Compiti richiesti.
1. Nel brano proposto sul Raboso di Borgo Malanotte, quante denominazioni racchiude il territorio del Consorzio Vini Venezia?
2. Secondo il brano proposto sul Raboso di Borgo Malanotte, perché questa zona vitivinicola resta ancora "in leggera penombra"? Rispondi in una, due o tre frasi.
3. Prosegui il testo sul Raboso di Borgo Malanotte dal punto in cui si interrompe.

Brano proposto.
IL RABOSO DI BORGO MALANOTTE
Nel variegato panorama vitivinicolo Veneto, insiste una zona che con meno frequenza di altre assurge agli onori della cronaca. Un’area che va dalla pedemontana alle isole della laguna veneziana, coprendo una superficie di circa 4.939 Km² e che, sviluppandosi sulle province di Treviso e Venezia, è il territorio de Il Consorzio Vini Venezia che racchiude ben 5 denominazioni: DOC Venezia, DOC Lison-Pramaggiore, Piave DOC e le DOCG Lison e Malanotte del Piave. Le ragioni di questa ribalta ancora in leggera penombra sono molteplici, non ultima quell’ostinazione delle vecchie generazioni a privilegiare la quantità alla qualità. Spesso da queste parti si è badato più a sbrigare l’ordinario, concedendosi raramente qualche sogno.

Voci del dataset.
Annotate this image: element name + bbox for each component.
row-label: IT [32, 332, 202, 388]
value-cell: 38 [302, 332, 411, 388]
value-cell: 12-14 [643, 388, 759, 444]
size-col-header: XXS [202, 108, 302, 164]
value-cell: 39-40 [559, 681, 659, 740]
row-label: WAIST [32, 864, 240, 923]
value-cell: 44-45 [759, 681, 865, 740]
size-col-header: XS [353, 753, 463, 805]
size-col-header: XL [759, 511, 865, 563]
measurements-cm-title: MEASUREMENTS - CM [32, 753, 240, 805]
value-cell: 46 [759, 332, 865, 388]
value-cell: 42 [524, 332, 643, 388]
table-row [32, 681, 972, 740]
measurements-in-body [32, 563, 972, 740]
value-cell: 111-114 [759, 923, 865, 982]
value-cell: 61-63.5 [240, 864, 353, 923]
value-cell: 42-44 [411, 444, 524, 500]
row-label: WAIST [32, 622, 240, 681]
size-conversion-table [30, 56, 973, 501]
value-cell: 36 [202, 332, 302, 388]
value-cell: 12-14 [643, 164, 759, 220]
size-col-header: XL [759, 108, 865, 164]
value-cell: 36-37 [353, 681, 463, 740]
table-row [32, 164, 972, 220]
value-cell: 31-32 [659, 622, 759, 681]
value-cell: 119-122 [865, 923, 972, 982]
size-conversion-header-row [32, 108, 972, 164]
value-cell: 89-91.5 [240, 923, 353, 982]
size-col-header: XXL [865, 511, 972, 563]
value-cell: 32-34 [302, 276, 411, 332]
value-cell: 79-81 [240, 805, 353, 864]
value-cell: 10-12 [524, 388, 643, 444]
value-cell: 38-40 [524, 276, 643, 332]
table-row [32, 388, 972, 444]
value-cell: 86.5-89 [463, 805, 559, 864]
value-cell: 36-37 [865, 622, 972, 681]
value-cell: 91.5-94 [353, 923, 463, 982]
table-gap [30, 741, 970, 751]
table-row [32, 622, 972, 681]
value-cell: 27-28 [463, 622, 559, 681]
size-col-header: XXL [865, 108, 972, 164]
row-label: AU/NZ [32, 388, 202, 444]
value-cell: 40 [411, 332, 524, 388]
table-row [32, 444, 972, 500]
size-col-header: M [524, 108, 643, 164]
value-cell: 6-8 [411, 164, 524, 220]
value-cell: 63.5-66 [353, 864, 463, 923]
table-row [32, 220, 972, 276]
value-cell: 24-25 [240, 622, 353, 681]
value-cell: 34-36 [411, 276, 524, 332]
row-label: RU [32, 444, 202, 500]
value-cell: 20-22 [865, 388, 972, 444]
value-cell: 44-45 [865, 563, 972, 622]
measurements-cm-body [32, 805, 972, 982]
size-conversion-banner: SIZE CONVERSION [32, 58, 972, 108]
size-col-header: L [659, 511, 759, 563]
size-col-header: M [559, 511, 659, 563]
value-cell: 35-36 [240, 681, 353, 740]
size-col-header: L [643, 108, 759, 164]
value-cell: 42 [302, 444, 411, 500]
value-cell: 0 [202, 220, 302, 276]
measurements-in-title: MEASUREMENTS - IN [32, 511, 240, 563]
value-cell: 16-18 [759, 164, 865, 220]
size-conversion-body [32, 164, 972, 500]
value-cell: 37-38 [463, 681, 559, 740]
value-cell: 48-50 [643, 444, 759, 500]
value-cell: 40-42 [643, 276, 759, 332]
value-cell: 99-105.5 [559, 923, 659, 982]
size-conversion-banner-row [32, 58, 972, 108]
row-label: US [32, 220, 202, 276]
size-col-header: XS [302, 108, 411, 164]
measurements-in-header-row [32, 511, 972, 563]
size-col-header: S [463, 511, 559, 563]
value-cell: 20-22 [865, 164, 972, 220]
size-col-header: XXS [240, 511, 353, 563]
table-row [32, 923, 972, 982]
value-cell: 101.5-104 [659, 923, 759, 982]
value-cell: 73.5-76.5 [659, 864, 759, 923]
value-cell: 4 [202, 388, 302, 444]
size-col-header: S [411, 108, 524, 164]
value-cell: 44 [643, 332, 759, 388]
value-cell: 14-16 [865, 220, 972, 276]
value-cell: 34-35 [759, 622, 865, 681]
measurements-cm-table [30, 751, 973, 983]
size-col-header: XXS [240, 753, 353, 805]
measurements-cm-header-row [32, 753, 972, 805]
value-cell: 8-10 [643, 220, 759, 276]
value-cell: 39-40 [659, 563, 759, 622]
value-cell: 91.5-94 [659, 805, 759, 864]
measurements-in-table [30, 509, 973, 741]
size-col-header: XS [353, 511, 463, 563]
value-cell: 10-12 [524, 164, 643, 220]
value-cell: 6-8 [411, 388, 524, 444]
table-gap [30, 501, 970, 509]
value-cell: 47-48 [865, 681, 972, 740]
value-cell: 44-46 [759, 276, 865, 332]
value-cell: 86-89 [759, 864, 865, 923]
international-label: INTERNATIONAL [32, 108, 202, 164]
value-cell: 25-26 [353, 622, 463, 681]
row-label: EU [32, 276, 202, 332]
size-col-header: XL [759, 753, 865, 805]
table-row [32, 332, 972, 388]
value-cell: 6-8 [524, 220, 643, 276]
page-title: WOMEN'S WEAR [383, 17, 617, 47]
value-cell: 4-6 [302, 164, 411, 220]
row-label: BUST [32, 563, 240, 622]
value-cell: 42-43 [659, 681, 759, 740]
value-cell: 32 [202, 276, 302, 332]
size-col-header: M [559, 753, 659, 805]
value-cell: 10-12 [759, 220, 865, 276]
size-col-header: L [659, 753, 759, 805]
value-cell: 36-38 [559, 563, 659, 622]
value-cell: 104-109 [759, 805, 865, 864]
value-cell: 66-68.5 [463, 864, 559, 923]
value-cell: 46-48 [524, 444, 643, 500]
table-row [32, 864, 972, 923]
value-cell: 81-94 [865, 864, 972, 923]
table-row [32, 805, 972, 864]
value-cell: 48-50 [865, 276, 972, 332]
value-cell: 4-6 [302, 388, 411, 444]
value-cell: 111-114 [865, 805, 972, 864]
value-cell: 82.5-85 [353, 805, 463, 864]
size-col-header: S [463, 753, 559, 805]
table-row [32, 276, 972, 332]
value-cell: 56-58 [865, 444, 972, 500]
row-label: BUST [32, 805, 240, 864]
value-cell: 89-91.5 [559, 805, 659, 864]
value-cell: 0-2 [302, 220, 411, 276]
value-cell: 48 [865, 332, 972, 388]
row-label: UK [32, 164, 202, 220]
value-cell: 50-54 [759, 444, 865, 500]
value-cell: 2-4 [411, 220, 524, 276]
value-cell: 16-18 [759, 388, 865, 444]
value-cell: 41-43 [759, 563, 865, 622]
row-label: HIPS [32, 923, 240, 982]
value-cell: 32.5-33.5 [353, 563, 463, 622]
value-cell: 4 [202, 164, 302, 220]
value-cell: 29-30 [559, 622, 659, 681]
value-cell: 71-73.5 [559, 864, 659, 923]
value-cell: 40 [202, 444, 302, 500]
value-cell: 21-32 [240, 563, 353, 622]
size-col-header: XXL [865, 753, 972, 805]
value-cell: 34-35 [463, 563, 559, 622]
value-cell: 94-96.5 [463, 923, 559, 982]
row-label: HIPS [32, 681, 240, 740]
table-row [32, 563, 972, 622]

Risultati dell'esercizio.
1. Il territorio del Consorzio Vini Venezia racchiude 5 denominazioni.

2. Le ragioni sono molteplici, e tra queste c'è l'ostinazione delle vecchie generazioni a privilegiare la quantità alla qualità. Spesso in queste zone si è badato più a sbrigare l'ordinario, concedendosi raramente qualche sogno.

3.
Le cose però da qualche anno a questa parte stanno cambiando, sia grazie alla nuova generazione di viticoltori, sia per merito del Consorzio, che con un attento lavoro di valorizzazione, promozione e diffusione delle denominazioni da un lato, e un lavoro di valorizzazione del distretto d’area rurale e dei percorsi culturali, enoturistici ed enogastronomici dall’altro, sta facendo rinascere l’interesse per le terre di quella che fu la Repubblica della Serenissima. Autoctoni come il Raboso, Incrocio Manzoni e Lison Classico (ex Tocai), regalano spesso bottiglie appassionanti, ottime compagne per l’abbinamento con il cibo.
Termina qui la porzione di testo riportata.